▶ **Task to carry out**:
Pick out every line in the data below that holds "sensors".

(Collection entries)

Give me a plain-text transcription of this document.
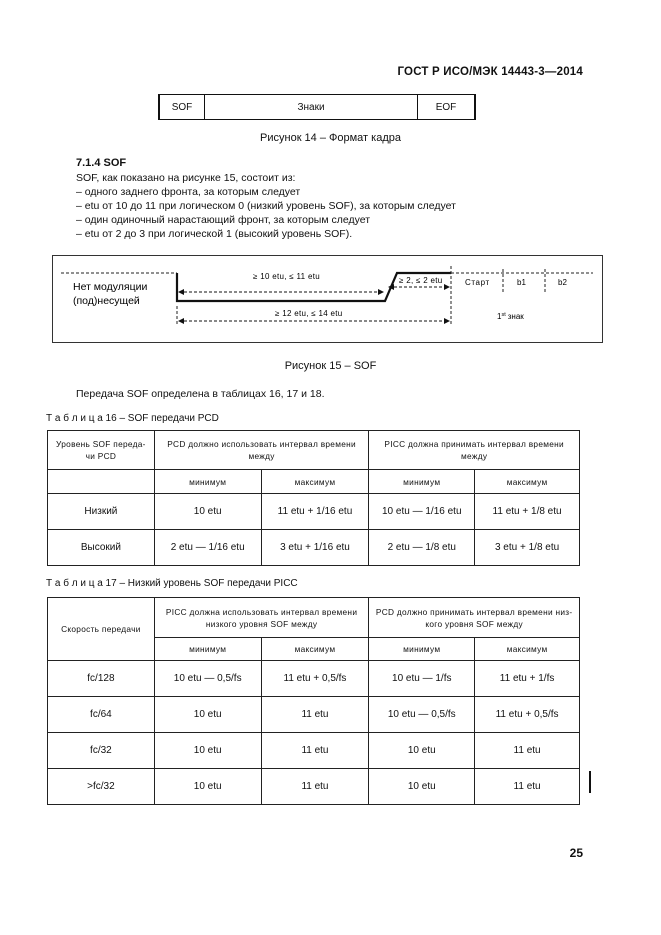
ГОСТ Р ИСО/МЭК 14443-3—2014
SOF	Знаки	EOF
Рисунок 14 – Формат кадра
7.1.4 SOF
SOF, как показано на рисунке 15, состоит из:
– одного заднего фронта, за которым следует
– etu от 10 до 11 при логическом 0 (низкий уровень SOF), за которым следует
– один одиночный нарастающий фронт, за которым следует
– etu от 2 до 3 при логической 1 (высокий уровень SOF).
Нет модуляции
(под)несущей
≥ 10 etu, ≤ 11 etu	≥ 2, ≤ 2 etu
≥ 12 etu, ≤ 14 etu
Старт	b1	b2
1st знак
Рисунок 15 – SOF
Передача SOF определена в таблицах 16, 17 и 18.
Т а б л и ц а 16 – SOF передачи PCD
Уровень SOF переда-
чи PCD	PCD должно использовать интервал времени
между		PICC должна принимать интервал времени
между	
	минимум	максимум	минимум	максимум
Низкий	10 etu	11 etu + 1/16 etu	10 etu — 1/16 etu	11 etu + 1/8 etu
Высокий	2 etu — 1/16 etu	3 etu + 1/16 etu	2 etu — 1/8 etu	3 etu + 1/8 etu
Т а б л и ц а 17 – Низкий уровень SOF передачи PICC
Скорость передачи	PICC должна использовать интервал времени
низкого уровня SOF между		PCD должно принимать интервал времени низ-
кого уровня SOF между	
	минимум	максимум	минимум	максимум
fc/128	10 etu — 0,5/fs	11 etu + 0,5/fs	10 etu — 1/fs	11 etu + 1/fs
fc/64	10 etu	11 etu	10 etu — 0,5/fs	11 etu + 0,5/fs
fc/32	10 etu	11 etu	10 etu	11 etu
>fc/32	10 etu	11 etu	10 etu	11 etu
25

---

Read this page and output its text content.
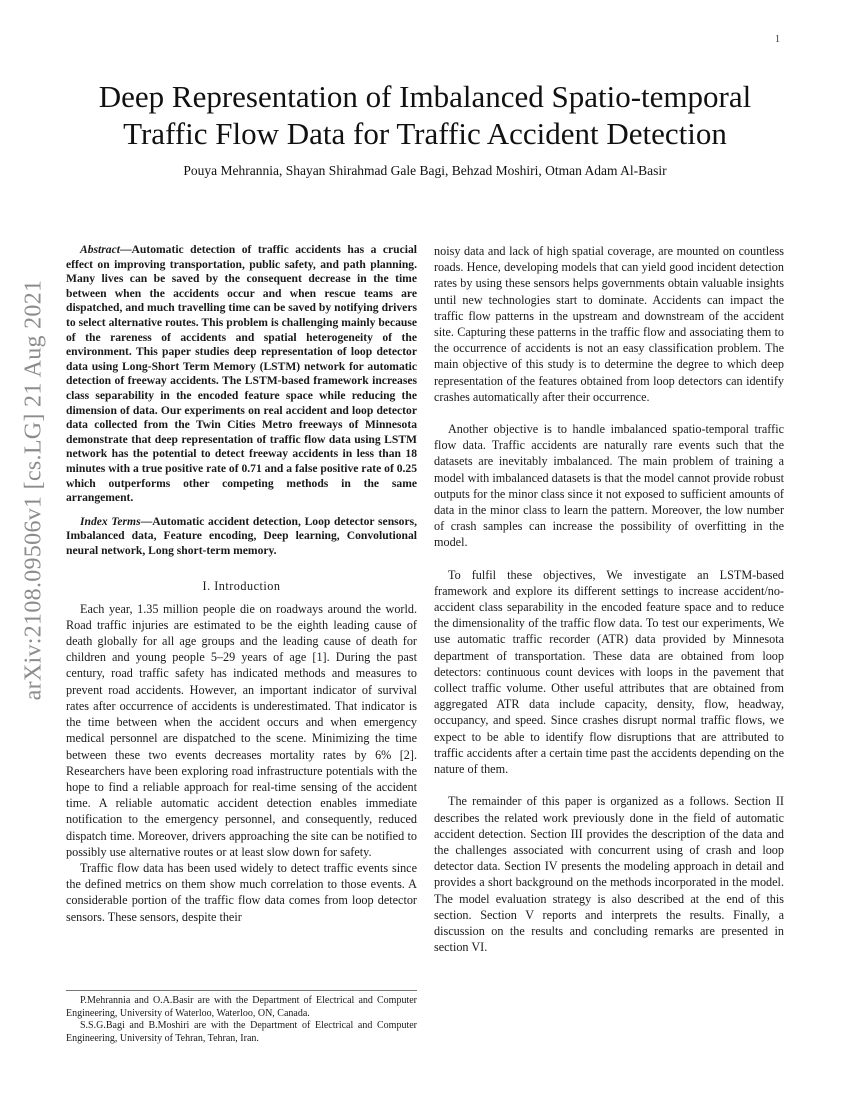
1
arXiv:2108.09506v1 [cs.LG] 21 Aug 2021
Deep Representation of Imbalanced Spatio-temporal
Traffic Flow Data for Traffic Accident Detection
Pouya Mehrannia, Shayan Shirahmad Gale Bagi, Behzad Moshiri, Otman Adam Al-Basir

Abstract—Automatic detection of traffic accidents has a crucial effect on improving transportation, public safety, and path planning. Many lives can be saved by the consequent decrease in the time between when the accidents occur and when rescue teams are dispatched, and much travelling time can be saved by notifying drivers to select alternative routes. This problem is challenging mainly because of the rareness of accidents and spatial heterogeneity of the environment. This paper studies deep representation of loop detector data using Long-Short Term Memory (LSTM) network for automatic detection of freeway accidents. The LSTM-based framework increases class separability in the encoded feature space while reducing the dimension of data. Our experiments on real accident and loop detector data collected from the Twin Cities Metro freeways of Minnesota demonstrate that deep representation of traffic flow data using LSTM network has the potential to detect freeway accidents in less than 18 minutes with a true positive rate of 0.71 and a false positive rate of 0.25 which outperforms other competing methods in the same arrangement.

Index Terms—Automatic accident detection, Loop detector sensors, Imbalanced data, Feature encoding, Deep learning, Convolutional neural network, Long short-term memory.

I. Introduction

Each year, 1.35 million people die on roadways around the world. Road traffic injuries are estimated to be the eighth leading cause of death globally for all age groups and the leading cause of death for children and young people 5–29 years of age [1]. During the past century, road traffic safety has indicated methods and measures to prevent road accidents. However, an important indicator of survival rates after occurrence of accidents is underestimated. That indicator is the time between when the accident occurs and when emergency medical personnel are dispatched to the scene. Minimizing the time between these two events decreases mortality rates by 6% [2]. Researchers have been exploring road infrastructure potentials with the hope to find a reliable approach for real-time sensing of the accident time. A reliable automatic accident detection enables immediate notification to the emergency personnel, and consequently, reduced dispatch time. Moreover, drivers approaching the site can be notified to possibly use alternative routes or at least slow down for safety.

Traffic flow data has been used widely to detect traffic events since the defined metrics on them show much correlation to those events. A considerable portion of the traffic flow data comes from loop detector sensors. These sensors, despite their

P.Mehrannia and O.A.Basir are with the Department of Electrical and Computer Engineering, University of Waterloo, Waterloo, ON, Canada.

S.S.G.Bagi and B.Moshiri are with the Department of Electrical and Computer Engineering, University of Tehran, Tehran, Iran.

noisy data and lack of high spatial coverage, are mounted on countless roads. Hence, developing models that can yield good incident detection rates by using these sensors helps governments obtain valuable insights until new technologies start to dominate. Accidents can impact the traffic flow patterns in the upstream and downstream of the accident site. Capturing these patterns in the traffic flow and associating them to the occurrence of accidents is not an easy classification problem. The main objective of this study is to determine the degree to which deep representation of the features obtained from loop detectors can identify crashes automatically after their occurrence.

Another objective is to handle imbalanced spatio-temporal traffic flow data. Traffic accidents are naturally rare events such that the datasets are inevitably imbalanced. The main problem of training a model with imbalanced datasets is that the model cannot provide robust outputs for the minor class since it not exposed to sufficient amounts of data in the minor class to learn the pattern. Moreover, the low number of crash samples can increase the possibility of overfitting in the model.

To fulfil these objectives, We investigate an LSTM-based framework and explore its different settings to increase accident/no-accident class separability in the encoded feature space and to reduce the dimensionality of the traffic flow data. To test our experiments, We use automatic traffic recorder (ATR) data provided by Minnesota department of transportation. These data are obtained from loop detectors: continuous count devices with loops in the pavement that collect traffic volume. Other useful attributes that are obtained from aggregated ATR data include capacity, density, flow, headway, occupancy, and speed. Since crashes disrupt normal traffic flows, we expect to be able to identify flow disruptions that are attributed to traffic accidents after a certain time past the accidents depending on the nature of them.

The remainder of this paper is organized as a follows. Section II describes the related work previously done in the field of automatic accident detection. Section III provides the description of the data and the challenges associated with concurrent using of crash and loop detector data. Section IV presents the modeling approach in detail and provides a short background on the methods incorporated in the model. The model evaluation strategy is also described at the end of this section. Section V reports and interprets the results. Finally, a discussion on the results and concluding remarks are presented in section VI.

▶ **Complete response**:
Index Terms—Automatic accident detection, Loop detector sensors, Imbalanced data, Feature encoding, Deep learning, Convolutional neural network, Long short-term memory.
Traffic flow data has been used widely to detect traffic events since the defined metrics on them show much correlation to those events. A considerable portion of the traffic flow data comes from loop detector sensors. These sensors, despite their
noisy data and lack of high spatial coverage, are mounted on countless roads. Hence, developing models that can yield good incident detection rates by using these sensors helps governments obtain valuable insights until new technologies start to dominate. Accidents can impact the traffic flow patterns in the upstream and downstream of the accident site. Capturing these patterns in the traffic flow and associating them to the occurrence of accidents is not an easy classification problem. The main objective of this study is to determine the degree to which deep representation of the features obtained from loop detectors can identify crashes automatically after their occurrence.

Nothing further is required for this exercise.